**RECORDS PROVIDED:**
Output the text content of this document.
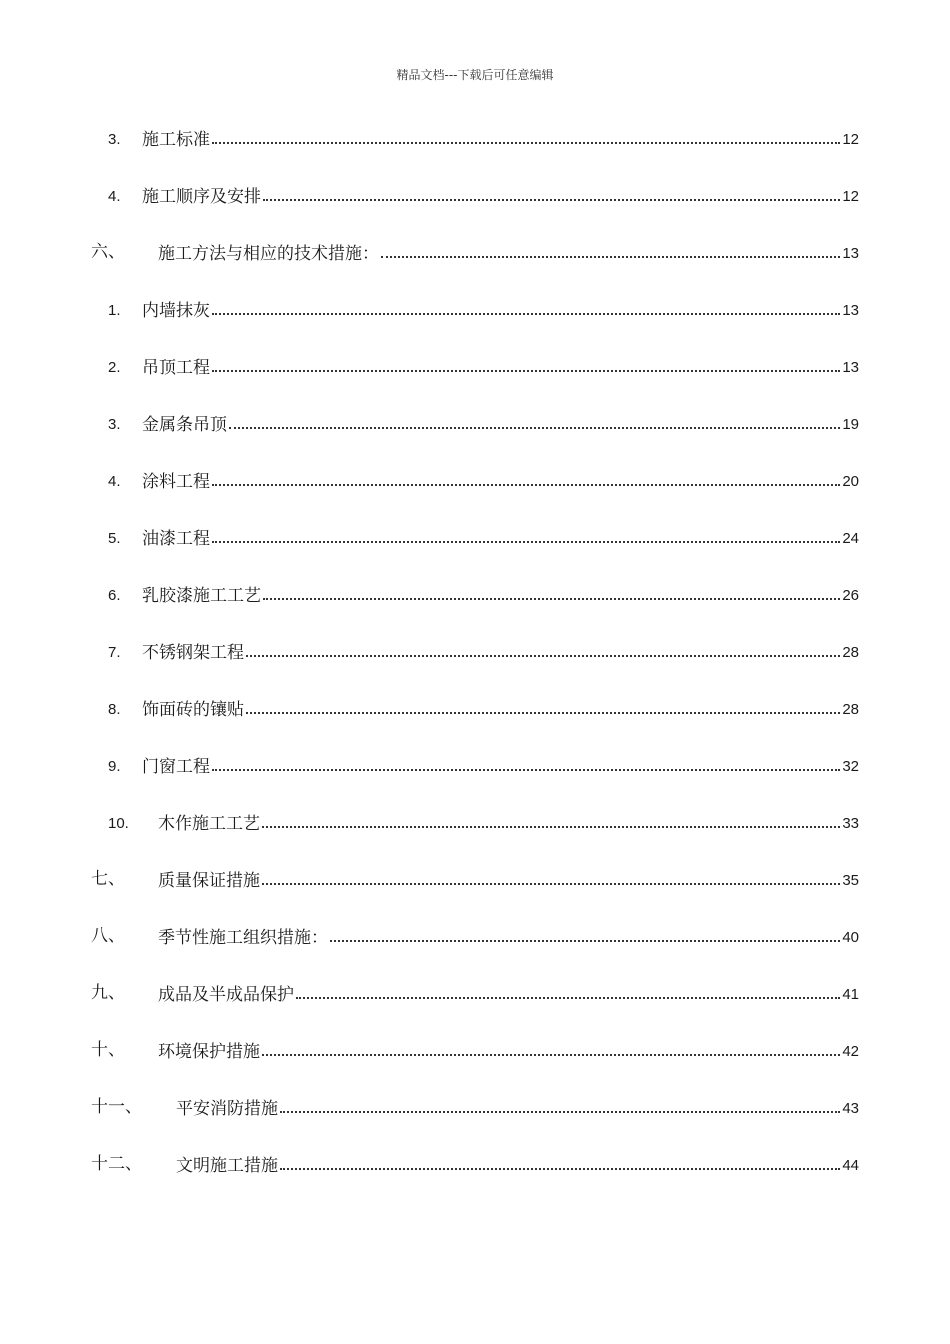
精品文档---下载后可任意编辑
3. 施工标准	12
4. 施工顺序及安排	12
六、 施工方法与相应的技术措施：	13
1. 内墙抹灰	13
2. 吊顶工程	13
3. 金属条吊顶	19
4. 涂料工程	20
5. 油漆工程	24
6. 乳胶漆施工工艺	26
7. 不锈钢架工程	28
8. 饰面砖的镶贴	28
9. 门窗工程	32
10. 木作施工工艺	33
七、 质量保证措施	35
八、 季节性施工组织措施：	40
九、 成品及半成品保护	41
十、 环境保护措施	42
十一、 平安消防措施	43
十二、 文明施工措施	44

**GIVEN EXERCISE:** Each entry above is to be written out again unchanged, apart from the pictures, which are left out.

**CORRECT ANSWER:**
Output the text content of this document.
精品文档---下载后可任意编辑
3. 施工标准	12
4. 施工顺序及安排	12
六、 施工方法与相应的技术措施：	13
1. 内墙抹灰	13
2. 吊顶工程	13
3. 金属条吊顶	19
4. 涂料工程	20
5. 油漆工程	24
6. 乳胶漆施工工艺	26
7. 不锈钢架工程	28
8. 饰面砖的镶贴	28
9. 门窗工程	32
10. 木作施工工艺	33
七、 质量保证措施	35
八、 季节性施工组织措施：	40
九、 成品及半成品保护	41
十、 环境保护措施	42
十一、 平安消防措施	43
十二、 文明施工措施	44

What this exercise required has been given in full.